--- begin Dataset content ---
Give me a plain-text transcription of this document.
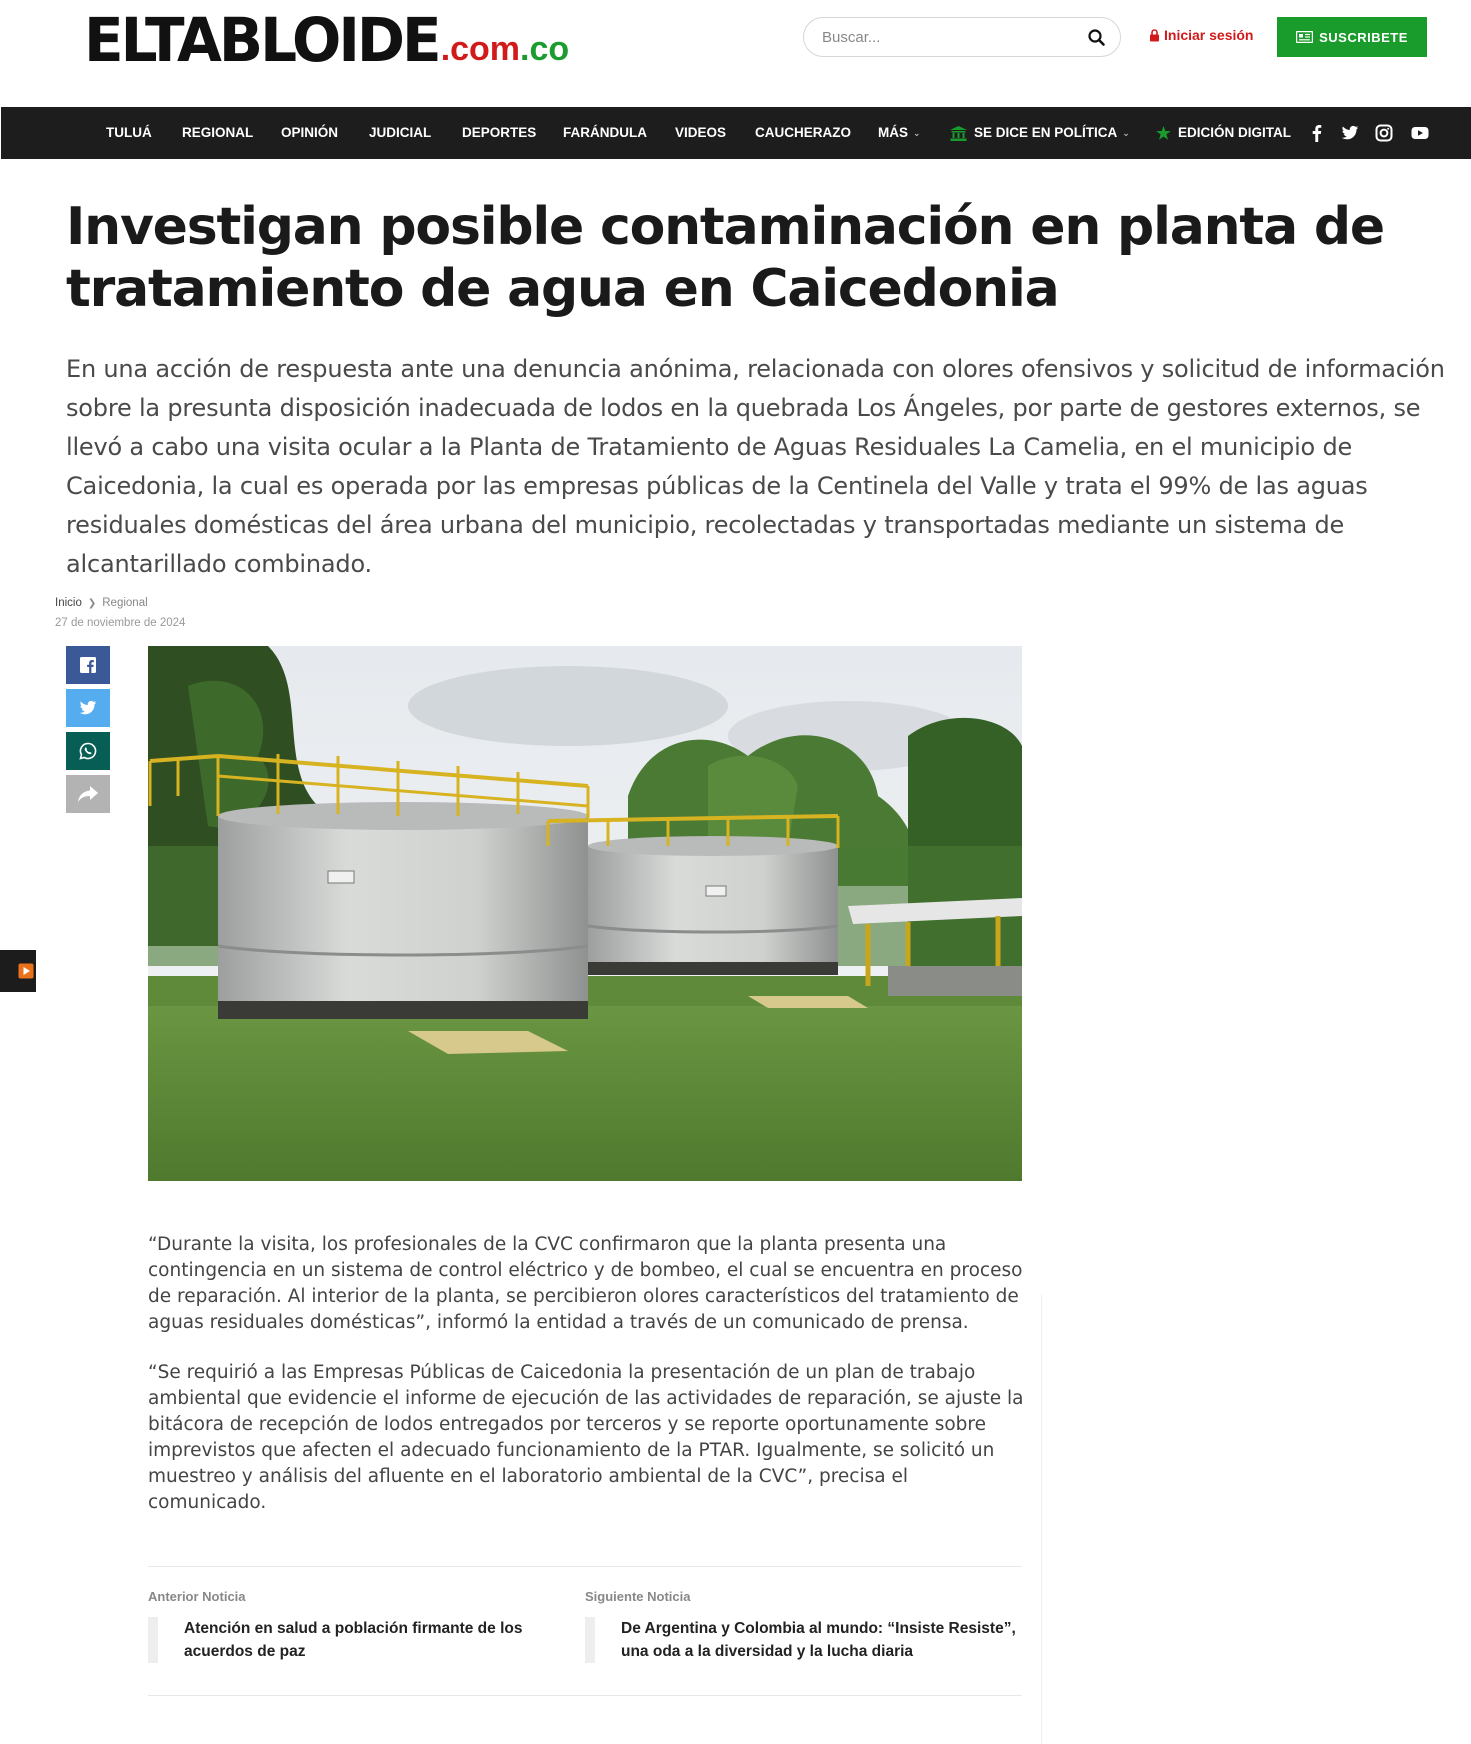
ELTABLOIDE .com .co
Buscar...	Iniciar sesión	SUSCRIBETE
TULUÁ REGIONAL OPINIÓN JUDICIAL DEPORTES FARÁNDULA VIDEOS CAUCHERAZO MÁS ⌄	SE DICE EN POLÍTICA ⌄	EDICIÓN DIGITAL
Investigan posible contaminación en planta de tratamiento de agua en Caicedonia

En una acción de respuesta ante una denuncia anónima, relacionada con olores ofensivos y solicitud de información sobre la presunta disposición inadecuada de lodos en la quebrada Los Ángeles, por parte de gestores externos, se llevó a cabo una visita ocular a la Planta de Tratamiento de Aguas Residuales La Camelia, en el municipio de Caicedonia, la cual es operada por las empresas públicas de la Centinela del Valle y trata el 99% de las aguas residuales domésticas del área urbana del municipio, recolectadas y transportadas mediante un sistema de alcantarillado combinado.

Inicio ❯ Regional
27 de noviembre de 2024

“Durante la visita, los profesionales de la CVC confirmaron que la planta presenta una contingencia en un sistema de control eléctrico y de bombeo, el cual se encuentra en proceso de reparación. Al interior de la planta, se percibieron olores característicos del tratamiento de aguas residuales domésticas”, informó la entidad a través de un comunicado de prensa.

“Se requirió a las Empresas Públicas de Caicedonia la presentación de un plan de trabajo ambiental que evidencie el informe de ejecución de las actividades de reparación, se ajuste la bitácora de recepción de lodos entregados por terceros y se reporte oportunamente sobre imprevistos que afecten el adecuado funcionamiento de la PTAR. Igualmente, se solicitó un muestreo y análisis del afluente en el laboratorio ambiental de la CVC”, precisa el comunicado.

Anterior Noticia
Atención en salud a población firmante de los acuerdos de paz
Siguiente Noticia
De Argentina y Colombia al mundo: “Insiste Resiste”, una oda a la diversidad y la lucha diaria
--- end Dataset content ---
## To be done
Using the records above, copy every line that has the word "Noticia" in it.

## Exercise response
Anterior Noticia
Siguiente Noticia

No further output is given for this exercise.